Start Records shown

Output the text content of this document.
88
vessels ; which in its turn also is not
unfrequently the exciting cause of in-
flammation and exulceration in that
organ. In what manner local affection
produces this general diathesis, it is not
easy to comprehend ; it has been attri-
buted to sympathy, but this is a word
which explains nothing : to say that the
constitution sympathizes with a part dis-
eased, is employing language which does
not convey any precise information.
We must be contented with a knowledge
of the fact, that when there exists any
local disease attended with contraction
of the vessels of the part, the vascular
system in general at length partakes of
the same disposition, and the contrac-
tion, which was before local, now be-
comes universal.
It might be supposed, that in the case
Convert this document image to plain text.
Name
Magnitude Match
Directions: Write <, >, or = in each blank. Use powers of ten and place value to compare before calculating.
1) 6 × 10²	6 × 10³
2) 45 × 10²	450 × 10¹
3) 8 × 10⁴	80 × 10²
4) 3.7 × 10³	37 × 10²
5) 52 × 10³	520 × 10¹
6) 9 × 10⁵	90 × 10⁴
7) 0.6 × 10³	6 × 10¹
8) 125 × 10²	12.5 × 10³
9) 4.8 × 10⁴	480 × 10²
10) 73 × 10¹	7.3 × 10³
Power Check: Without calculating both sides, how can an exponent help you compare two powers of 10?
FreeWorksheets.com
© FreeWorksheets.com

End Records shown

▶ _Written problem_: Starting from the line containing "Convert this document image to plain text.", repeat each line through the end of the entries, exactly.

▶ _Exercise result_:
Convert this document image to plain text.
Name
Magnitude Match
Directions: Write <, >, or = in each blank. Use powers of ten and place value to compare before calculating.
1) 6 × 10²	6 × 10³
2) 45 × 10²	450 × 10¹
3) 8 × 10⁴	80 × 10²
4) 3.7 × 10³	37 × 10²
5) 52 × 10³	520 × 10¹
6) 9 × 10⁵	90 × 10⁴
7) 0.6 × 10³	6 × 10¹
8) 125 × 10²	12.5 × 10³
9) 4.8 × 10⁴	480 × 10²
10) 73 × 10¹	7.3 × 10³
Power Check: Without calculating both sides, how can an exponent help you compare two powers of 10?
FreeWorksheets.com
© FreeWorksheets.com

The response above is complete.